Exercise directions:
Extract the text of every entry below exactly; leave images out.

Given data:
....................
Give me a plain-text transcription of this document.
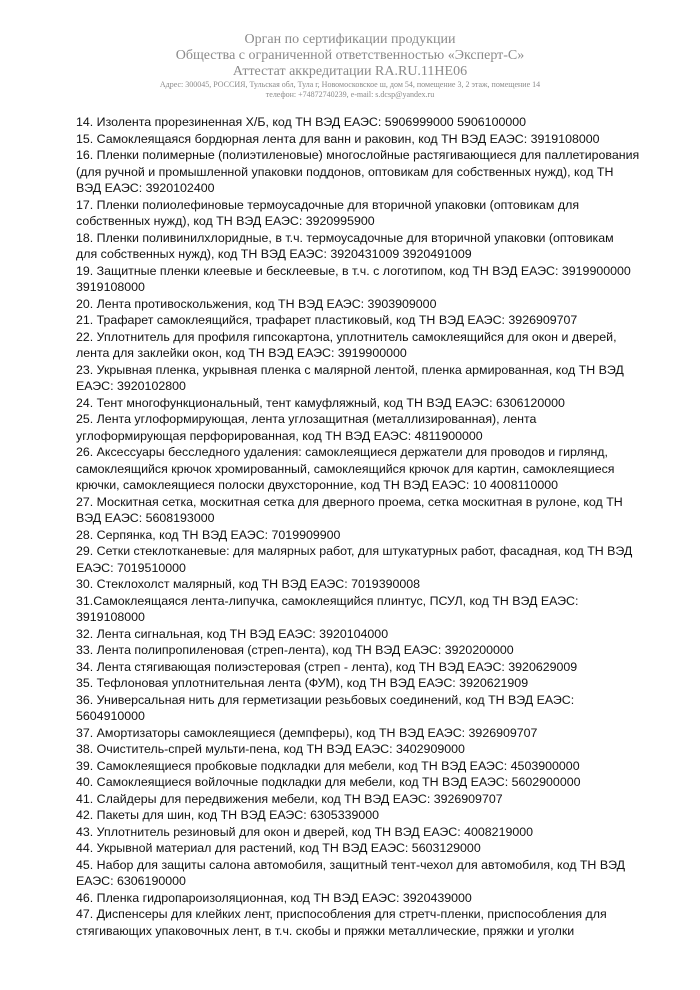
Орган по сертификации продукции
Общества с ограниченной ответственностью «Эксперт-С»
Аттестат аккредитации RA.RU.11НЕ06
Адрес: 300045, РОССИЯ, Тульская обл, Тула г, Новомосковское ш, дом 54, помещение 3, 2 этаж, помещение 14
телефон: +74872740239, e-mail: s.dcsp@yandex.ru
14. Изолента прорезиненная Х/Б, код ТН ВЭД ЕАЭС: 5906999000 5906100000
15. Самоклеящаяся бордюрная лента для ванн и раковин, код ТН ВЭД ЕАЭС: 3919108000
16. Пленки полимерные (полиэтиленовые) многослойные растягивающиеся для паллетирования
(для ручной и промышленной упаковки поддонов, оптовикам для собственных нужд), код ТН
ВЭД ЕАЭС: 3920102400
17. Пленки полиолефиновые термоусадочные для вторичной упаковки (оптовикам для
собственных нужд), код ТН ВЭД ЕАЭС: 3920995900
18. Пленки поливинилхлоридные, в т.ч. термоусадочные для вторичной упаковки (оптовикам
для собственных нужд), код ТН ВЭД ЕАЭС: 3920431009 3920491009
19. Защитные пленки клеевые и бесклеевые, в т.ч. с логотипом, код ТН ВЭД ЕАЭС: 3919900000
3919108000
20. Лента противоскольжения, код ТН ВЭД ЕАЭС: 3903909000
21. Трафарет самоклеящийся, трафарет пластиковый, код ТН ВЭД ЕАЭС: 3926909707
22. Уплотнитель для профиля гипсокартона, уплотнитель самоклеящийся для окон и дверей,
лента для заклейки окон, код ТН ВЭД ЕАЭС: 3919900000
23. Укрывная пленка, укрывная пленка с малярной лентой, пленка армированная, код ТН ВЭД
ЕАЭС: 3920102800
24. Тент многофункциональный, тент камуфляжный, код ТН ВЭД ЕАЭС: 6306120000
25. Лента углоформирующая, лента углозащитная (металлизированная), лента
углоформирующая перфорированная, код ТН ВЭД ЕАЭС: 4811900000
26. Аксессуары бесследного удаления: самоклеящиеся держатели для проводов и гирлянд,
самоклеящийся крючок хромированный, самоклеящийся крючок для картин, самоклеящиеся
крючки, самоклеящиеся полоски двухсторонние, код ТН ВЭД ЕАЭС: 10 4008110000
27. Москитная сетка, москитная сетка для дверного проема, сетка москитная в рулоне, код ТН
ВЭД ЕАЭС: 5608193000
28. Серпянка, код ТН ВЭД ЕАЭС: 7019909900
29. Сетки стеклотканевые: для малярных работ, для штукатурных работ, фасадная, код ТН ВЭД
ЕАЭС: 7019510000
30. Стеклохолст малярный, код ТН ВЭД ЕАЭС: 7019390008
31.Самоклеящаяся лента-липучка, самоклеящийся плинтус, ПСУЛ, код ТН ВЭД ЕАЭС:
3919108000
32. Лента сигнальная, код ТН ВЭД ЕАЭС: 3920104000
33. Лента полипропиленовая (стреп-лента), код ТН ВЭД ЕАЭС: 3920200000
34. Лента стягивающая полиэстеровая (стреп - лента), код ТН ВЭД ЕАЭС: 3920629009
35. Тефлоновая уплотнительная лента (ФУМ), код ТН ВЭД ЕАЭС: 3920621909
36. Универсальная нить для герметизации резьбовых соединений, код ТН ВЭД ЕАЭС:
5604910000
37. Амортизаторы самоклеящиеся (демпферы), код ТН ВЭД ЕАЭС: 3926909707
38. Очиститель-спрей мульти-пена, код ТН ВЭД ЕАЭС: 3402909000
39. Самоклеящиеся пробковые подкладки для мебели, код ТН ВЭД ЕАЭС: 4503900000
40. Самоклеящиеся войлочные подкладки для мебели, код ТН ВЭД ЕАЭС: 5602900000
41. Слайдеры для передвижения мебели, код ТН ВЭД ЕАЭС: 3926909707
42. Пакеты для шин, код ТН ВЭД ЕАЭС: 6305339000
43. Уплотнитель резиновый для окон и дверей, код ТН ВЭД ЕАЭС: 4008219000
44. Укрывной материал для растений, код ТН ВЭД ЕАЭС: 5603129000
45. Набор для защиты салона автомобиля, защитный тент-чехол для автомобиля, код ТН ВЭД
ЕАЭС: 6306190000
46. Пленка гидропароизоляционная, код ТН ВЭД ЕАЭС: 3920439000
47. Диспенсеры для клейких лент, приспособления для стретч-пленки, приспособления для
стягивающих упаковочных лент, в т.ч. скобы и пряжки металлические, пряжки и уголки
....................
Answer for the task:
Give me a plain-text transcription of this document.
Орган по сертификации продукции
Общества с ограниченной ответственностью «Эксперт-С»
Аттестат аккредитации RA.RU.11НЕ06
Адрес: 300045, РОССИЯ, Тульская обл, Тула г, Новомосковское ш, дом 54, помещение 3, 2 этаж, помещение 14
телефон: +74872740239, e-mail: s.dcsp@yandex.ru
14. Изолента прорезиненная Х/Б, код ТН ВЭД ЕАЭС: 5906999000 5906100000
15. Самоклеящаяся бордюрная лента для ванн и раковин, код ТН ВЭД ЕАЭС: 3919108000
16. Пленки полимерные (полиэтиленовые) многослойные растягивающиеся для паллетирования
(для ручной и промышленной упаковки поддонов, оптовикам для собственных нужд), код ТН
ВЭД ЕАЭС: 3920102400
17. Пленки полиолефиновые термоусадочные для вторичной упаковки (оптовикам для
собственных нужд), код ТН ВЭД ЕАЭС: 3920995900
18. Пленки поливинилхлоридные, в т.ч. термоусадочные для вторичной упаковки (оптовикам
для собственных нужд), код ТН ВЭД ЕАЭС: 3920431009 3920491009
19. Защитные пленки клеевые и бесклеевые, в т.ч. с логотипом, код ТН ВЭД ЕАЭС: 3919900000
3919108000
20. Лента противоскольжения, код ТН ВЭД ЕАЭС: 3903909000
21. Трафарет самоклеящийся, трафарет пластиковый, код ТН ВЭД ЕАЭС: 3926909707
22. Уплотнитель для профиля гипсокартона, уплотнитель самоклеящийся для окон и дверей,
лента для заклейки окон, код ТН ВЭД ЕАЭС: 3919900000
23. Укрывная пленка, укрывная пленка с малярной лентой, пленка армированная, код ТН ВЭД
ЕАЭС: 3920102800
24. Тент многофункциональный, тент камуфляжный, код ТН ВЭД ЕАЭС: 6306120000
25. Лента углоформирующая, лента углозащитная (металлизированная), лента
углоформирующая перфорированная, код ТН ВЭД ЕАЭС: 4811900000
26. Аксессуары бесследного удаления: самоклеящиеся держатели для проводов и гирлянд,
самоклеящийся крючок хромированный, самоклеящийся крючок для картин, самоклеящиеся
крючки, самоклеящиеся полоски двухсторонние, код ТН ВЭД ЕАЭС: 10 4008110000
27. Москитная сетка, москитная сетка для дверного проема, сетка москитная в рулоне, код ТН
ВЭД ЕАЭС: 5608193000
28. Серпянка, код ТН ВЭД ЕАЭС: 7019909900
29. Сетки стеклотканевые: для малярных работ, для штукатурных работ, фасадная, код ТН ВЭД
ЕАЭС: 7019510000
30. Стеклохолст малярный, код ТН ВЭД ЕАЭС: 7019390008
31.Самоклеящаяся лента-липучка, самоклеящийся плинтус, ПСУЛ, код ТН ВЭД ЕАЭС:
3919108000
32. Лента сигнальная, код ТН ВЭД ЕАЭС: 3920104000
33. Лента полипропиленовая (стреп-лента), код ТН ВЭД ЕАЭС: 3920200000
34. Лента стягивающая полиэстеровая (стреп - лента), код ТН ВЭД ЕАЭС: 3920629009
35. Тефлоновая уплотнительная лента (ФУМ), код ТН ВЭД ЕАЭС: 3920621909
36. Универсальная нить для герметизации резьбовых соединений, код ТН ВЭД ЕАЭС:
5604910000
37. Амортизаторы самоклеящиеся (демпферы), код ТН ВЭД ЕАЭС: 3926909707
38. Очиститель-спрей мульти-пена, код ТН ВЭД ЕАЭС: 3402909000
39. Самоклеящиеся пробковые подкладки для мебели, код ТН ВЭД ЕАЭС: 4503900000
40. Самоклеящиеся войлочные подкладки для мебели, код ТН ВЭД ЕАЭС: 5602900000
41. Слайдеры для передвижения мебели, код ТН ВЭД ЕАЭС: 3926909707
42. Пакеты для шин, код ТН ВЭД ЕАЭС: 6305339000
43. Уплотнитель резиновый для окон и дверей, код ТН ВЭД ЕАЭС: 4008219000
44. Укрывной материал для растений, код ТН ВЭД ЕАЭС: 5603129000
45. Набор для защиты салона автомобиля, защитный тент-чехол для автомобиля, код ТН ВЭД
ЕАЭС: 6306190000
46. Пленка гидропароизоляционная, код ТН ВЭД ЕАЭС: 3920439000
47. Диспенсеры для клейких лент, приспособления для стретч-пленки, приспособления для
стягивающих упаковочных лент, в т.ч. скобы и пряжки металлические, пряжки и уголки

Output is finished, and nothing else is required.